JOB: Could you print every record below exactly as it appears?

PROVIDED INFORMATION:
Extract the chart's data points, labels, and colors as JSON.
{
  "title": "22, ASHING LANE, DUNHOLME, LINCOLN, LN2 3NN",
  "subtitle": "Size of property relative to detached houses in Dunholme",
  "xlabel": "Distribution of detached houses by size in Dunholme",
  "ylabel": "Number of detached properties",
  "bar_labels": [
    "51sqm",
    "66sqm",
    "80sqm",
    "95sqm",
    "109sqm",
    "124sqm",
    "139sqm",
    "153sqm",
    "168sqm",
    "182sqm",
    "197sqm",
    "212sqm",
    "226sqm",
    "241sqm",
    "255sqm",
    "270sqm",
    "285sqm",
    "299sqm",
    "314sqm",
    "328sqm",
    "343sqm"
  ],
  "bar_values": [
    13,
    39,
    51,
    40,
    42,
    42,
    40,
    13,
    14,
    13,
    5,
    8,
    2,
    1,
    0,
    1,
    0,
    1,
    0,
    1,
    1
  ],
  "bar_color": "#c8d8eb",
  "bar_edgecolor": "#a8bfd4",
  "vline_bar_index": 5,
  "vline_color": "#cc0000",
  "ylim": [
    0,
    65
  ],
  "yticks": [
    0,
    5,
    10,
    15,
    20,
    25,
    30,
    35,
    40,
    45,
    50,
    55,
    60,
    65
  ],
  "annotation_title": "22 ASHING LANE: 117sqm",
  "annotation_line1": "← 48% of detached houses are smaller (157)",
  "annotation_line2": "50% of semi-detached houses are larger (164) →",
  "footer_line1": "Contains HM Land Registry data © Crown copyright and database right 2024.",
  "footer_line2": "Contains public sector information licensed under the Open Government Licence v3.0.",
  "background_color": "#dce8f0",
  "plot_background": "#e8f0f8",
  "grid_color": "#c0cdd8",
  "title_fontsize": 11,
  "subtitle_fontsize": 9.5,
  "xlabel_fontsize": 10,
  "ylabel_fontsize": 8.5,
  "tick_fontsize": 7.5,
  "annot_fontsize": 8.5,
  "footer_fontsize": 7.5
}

RESPONSE TO THIS TASK:
Extract the chart's data points, labels, and colors as JSON.
{
  "title": "22, ASHING LANE, DUNHOLME, LINCOLN, LN2 3NN",
  "subtitle": "Size of property relative to detached houses in Dunholme",
  "xlabel": "Distribution of detached houses by size in Dunholme",
  "ylabel": "Number of detached properties",
  "bar_labels": [
    "51sqm",
    "66sqm",
    "80sqm",
    "95sqm",
    "109sqm",
    "124sqm",
    "139sqm",
    "153sqm",
    "168sqm",
    "182sqm",
    "197sqm",
    "212sqm",
    "226sqm",
    "241sqm",
    "255sqm",
    "270sqm",
    "285sqm",
    "299sqm",
    "314sqm",
    "328sqm",
    "343sqm"
  ],
  "bar_values": [
    13,
    39,
    51,
    40,
    42,
    42,
    40,
    13,
    14,
    13,
    5,
    8,
    2,
    1,
    0,
    1,
    0,
    1,
    0,
    1,
    1
  ],
  "bar_color": "#c8d8eb",
  "bar_edgecolor": "#a8bfd4",
  "vline_bar_index": 5,
  "vline_color": "#cc0000",
  "ylim": [
    0,
    65
  ],
  "yticks": [
    0,
    5,
    10,
    15,
    20,
    25,
    30,
    35,
    40,
    45,
    50,
    55,
    60,
    65
  ],
  "annotation_title": "22 ASHING LANE: 117sqm",
  "annotation_line1": "← 48% of detached houses are smaller (157)",
  "annotation_line2": "50% of semi-detached houses are larger (164) →",
  "footer_line1": "Contains HM Land Registry data © Crown copyright and database right 2024.",
  "footer_line2": "Contains public sector information licensed under the Open Government Licence v3.0.",
  "background_color": "#dce8f0",
  "plot_background": "#e8f0f8",
  "grid_color": "#c0cdd8",
  "title_fontsize": 11,
  "subtitle_fontsize": 9.5,
  "xlabel_fontsize": 10,
  "ylabel_fontsize": 8.5,
  "tick_fontsize": 7.5,
  "annot_fontsize": 8.5,
  "footer_fontsize": 7.5
}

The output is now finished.